**Exercise:** Below is a block of data; give all of it again word for word.

________________________

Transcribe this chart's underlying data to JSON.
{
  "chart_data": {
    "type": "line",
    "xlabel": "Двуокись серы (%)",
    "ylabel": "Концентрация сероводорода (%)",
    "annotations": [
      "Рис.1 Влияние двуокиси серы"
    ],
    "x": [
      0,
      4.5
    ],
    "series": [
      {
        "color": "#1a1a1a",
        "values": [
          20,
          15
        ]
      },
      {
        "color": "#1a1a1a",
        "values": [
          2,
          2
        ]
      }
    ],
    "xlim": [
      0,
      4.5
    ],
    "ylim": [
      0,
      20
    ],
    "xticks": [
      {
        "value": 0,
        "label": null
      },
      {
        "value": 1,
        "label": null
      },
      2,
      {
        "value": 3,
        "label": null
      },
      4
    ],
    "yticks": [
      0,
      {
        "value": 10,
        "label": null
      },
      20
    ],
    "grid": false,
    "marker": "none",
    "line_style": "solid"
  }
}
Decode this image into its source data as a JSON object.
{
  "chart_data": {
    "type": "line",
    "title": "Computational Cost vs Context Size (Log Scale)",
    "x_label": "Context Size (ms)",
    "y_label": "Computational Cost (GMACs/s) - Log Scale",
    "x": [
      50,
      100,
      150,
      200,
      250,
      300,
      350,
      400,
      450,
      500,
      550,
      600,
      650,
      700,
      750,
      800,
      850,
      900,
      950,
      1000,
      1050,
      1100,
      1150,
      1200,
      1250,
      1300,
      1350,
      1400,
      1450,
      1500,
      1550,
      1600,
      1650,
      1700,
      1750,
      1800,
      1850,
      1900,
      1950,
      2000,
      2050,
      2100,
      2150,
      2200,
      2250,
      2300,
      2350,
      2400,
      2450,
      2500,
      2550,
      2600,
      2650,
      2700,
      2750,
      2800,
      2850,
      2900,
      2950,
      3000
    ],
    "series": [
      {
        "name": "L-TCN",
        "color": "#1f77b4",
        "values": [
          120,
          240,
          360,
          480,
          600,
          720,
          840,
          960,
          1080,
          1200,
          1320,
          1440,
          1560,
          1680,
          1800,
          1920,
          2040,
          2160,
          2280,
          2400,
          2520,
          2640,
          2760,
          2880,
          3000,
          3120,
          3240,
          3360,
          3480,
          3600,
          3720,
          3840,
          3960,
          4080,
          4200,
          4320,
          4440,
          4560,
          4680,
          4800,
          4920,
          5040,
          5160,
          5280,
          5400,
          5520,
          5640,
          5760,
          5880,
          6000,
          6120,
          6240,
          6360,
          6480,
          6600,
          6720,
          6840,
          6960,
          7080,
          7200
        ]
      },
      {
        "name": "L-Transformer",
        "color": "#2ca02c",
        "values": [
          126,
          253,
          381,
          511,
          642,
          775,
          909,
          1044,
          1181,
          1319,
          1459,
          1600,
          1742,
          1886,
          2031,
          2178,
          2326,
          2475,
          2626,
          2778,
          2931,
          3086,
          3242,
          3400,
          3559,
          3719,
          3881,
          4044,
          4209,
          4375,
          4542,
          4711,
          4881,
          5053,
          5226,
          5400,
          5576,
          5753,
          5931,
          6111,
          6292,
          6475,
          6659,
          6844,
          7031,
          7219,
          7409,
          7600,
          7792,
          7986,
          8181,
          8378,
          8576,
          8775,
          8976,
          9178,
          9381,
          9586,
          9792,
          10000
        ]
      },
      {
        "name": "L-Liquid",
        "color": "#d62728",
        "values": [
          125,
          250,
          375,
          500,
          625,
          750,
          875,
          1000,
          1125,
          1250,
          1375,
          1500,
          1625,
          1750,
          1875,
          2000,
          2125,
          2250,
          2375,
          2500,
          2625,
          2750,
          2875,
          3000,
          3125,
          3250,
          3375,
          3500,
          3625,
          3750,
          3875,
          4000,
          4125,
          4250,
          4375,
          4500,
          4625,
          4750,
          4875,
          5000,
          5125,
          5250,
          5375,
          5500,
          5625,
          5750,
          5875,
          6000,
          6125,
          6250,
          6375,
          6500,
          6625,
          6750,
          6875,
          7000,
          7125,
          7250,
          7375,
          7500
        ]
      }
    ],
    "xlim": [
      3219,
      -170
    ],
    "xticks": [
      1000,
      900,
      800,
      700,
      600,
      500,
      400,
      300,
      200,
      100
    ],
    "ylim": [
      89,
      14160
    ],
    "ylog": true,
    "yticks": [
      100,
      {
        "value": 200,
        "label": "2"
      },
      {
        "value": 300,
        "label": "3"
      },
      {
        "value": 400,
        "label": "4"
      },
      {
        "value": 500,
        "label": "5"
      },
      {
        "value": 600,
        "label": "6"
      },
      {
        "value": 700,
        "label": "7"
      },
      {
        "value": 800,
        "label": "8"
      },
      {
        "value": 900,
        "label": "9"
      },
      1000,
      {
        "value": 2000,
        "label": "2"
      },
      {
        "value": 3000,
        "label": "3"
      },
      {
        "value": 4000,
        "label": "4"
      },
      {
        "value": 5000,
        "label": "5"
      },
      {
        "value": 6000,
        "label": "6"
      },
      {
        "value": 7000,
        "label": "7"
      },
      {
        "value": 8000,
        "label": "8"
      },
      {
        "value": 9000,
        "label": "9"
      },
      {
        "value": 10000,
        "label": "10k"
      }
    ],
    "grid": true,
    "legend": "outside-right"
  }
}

________________________

**Finished exercise:**
Transcribe this chart's underlying data to JSON.
{
  "chart_data": {
    "type": "line",
    "xlabel": "Двуокись серы (%)",
    "ylabel": "Концентрация сероводорода (%)",
    "annotations": [
      "Рис.1 Влияние двуокиси серы"
    ],
    "x": [
      0,
      4.5
    ],
    "series": [
      {
        "color": "#1a1a1a",
        "values": [
          20,
          15
        ]
      },
      {
        "color": "#1a1a1a",
        "values": [
          2,
          2
        ]
      }
    ],
    "xlim": [
      0,
      4.5
    ],
    "ylim": [
      0,
      20
    ],
    "xticks": [
      {
        "value": 0,
        "label": null
      },
      {
        "value": 1,
        "label": null
      },
      2,
      {
        "value": 3,
        "label": null
      },
      4
    ],
    "yticks": [
      0,
      {
        "value": 10,
        "label": null
      },
      20
    ],
    "grid": false,
    "marker": "none",
    "line_style": "solid"
  }
}
Decode this image into its source data as a JSON object.
{
  "chart_data": {
    "type": "line",
    "title": "Computational Cost vs Context Size (Log Scale)",
    "x_label": "Context Size (ms)",
    "y_label": "Computational Cost (GMACs/s) - Log Scale",
    "x": [
      50,
      100,
      150,
      200,
      250,
      300,
      350,
      400,
      450,
      500,
      550,
      600,
      650,
      700,
      750,
      800,
      850,
      900,
      950,
      1000,
      1050,
      1100,
      1150,
      1200,
      1250,
      1300,
      1350,
      1400,
      1450,
      1500,
      1550,
      1600,
      1650,
      1700,
      1750,
      1800,
      1850,
      1900,
      1950,
      2000,
      2050,
      2100,
      2150,
      2200,
      2250,
      2300,
      2350,
      2400,
      2450,
      2500,
      2550,
      2600,
      2650,
      2700,
      2750,
      2800,
      2850,
      2900,
      2950,
      3000
    ],
    "series": [
      {
        "name": "L-TCN",
        "color": "#1f77b4",
        "values": [
          120,
          240,
          360,
          480,
          600,
          720,
          840,
          960,
          1080,
          1200,
          1320,
          1440,
          1560,
          1680,
          1800,
          1920,
          2040,
          2160,
          2280,
          2400,
          2520,
          2640,
          2760,
          2880,
          3000,
          3120,
          3240,
          3360,
          3480,
          3600,
          3720,
          3840,
          3960,
          4080,
          4200,
          4320,
          4440,
          4560,
          4680,
          4800,
          4920,
          5040,
          5160,
          5280,
          5400,
          5520,
          5640,
          5760,
          5880,
          6000,
          6120,
          6240,
          6360,
          6480,
          6600,
          6720,
          6840,
          6960,
          7080,
          7200
        ]
      },
      {
        "name": "L-Transformer",
        "color": "#2ca02c",
        "values": [
          126,
          253,
          381,
          511,
          642,
          775,
          909,
          1044,
          1181,
          1319,
          1459,
          1600,
          1742,
          1886,
          2031,
          2178,
          2326,
          2475,
          2626,
          2778,
          2931,
          3086,
          3242,
          3400,
          3559,
          3719,
          3881,
          4044,
          4209,
          4375,
          4542,
          4711,
          4881,
          5053,
          5226,
          5400,
          5576,
          5753,
          5931,
          6111,
          6292,
          6475,
          6659,
          6844,
          7031,
          7219,
          7409,
          7600,
          7792,
          7986,
          8181,
          8378,
          8576,
          8775,
          8976,
          9178,
          9381,
          9586,
          9792,
          10000
        ]
      },
      {
        "name": "L-Liquid",
        "color": "#d62728",
        "values": [
          125,
          250,
          375,
          500,
          625,
          750,
          875,
          1000,
          1125,
          1250,
          1375,
          1500,
          1625,
          1750,
          1875,
          2000,
          2125,
          2250,
          2375,
          2500,
          2625,
          2750,
          2875,
          3000,
          3125,
          3250,
          3375,
          3500,
          3625,
          3750,
          3875,
          4000,
          4125,
          4250,
          4375,
          4500,
          4625,
          4750,
          4875,
          5000,
          5125,
          5250,
          5375,
          5500,
          5625,
          5750,
          5875,
          6000,
          6125,
          6250,
          6375,
          6500,
          6625,
          6750,
          6875,
          7000,
          7125,
          7250,
          7375,
          7500
        ]
      }
    ],
    "xlim": [
      3219,
      -170
    ],
    "xticks": [
      1000,
      900,
      800,
      700,
      600,
      500,
      400,
      300,
      200,
      100
    ],
    "ylim": [
      89,
      14160
    ],
    "ylog": true,
    "yticks": [
      100,
      {
        "value": 200,
        "label": "2"
      },
      {
        "value": 300,
        "label": "3"
      },
      {
        "value": 400,
        "label": "4"
      },
      {
        "value": 500,
        "label": "5"
      },
      {
        "value": 600,
        "label": "6"
      },
      {
        "value": 700,
        "label": "7"
      },
      {
        "value": 800,
        "label": "8"
      },
      {
        "value": 900,
        "label": "9"
      },
      1000,
      {
        "value": 2000,
        "label": "2"
      },
      {
        "value": 3000,
        "label": "3"
      },
      {
        "value": 4000,
        "label": "4"
      },
      {
        "value": 5000,
        "label": "5"
      },
      {
        "value": 6000,
        "label": "6"
      },
      {
        "value": 7000,
        "label": "7"
      },
      {
        "value": 8000,
        "label": "8"
      },
      {
        "value": 9000,
        "label": "9"
      },
      {
        "value": 10000,
        "label": "10k"
      }
    ],
    "grid": true,
    "legend": "outside-right"
  }
}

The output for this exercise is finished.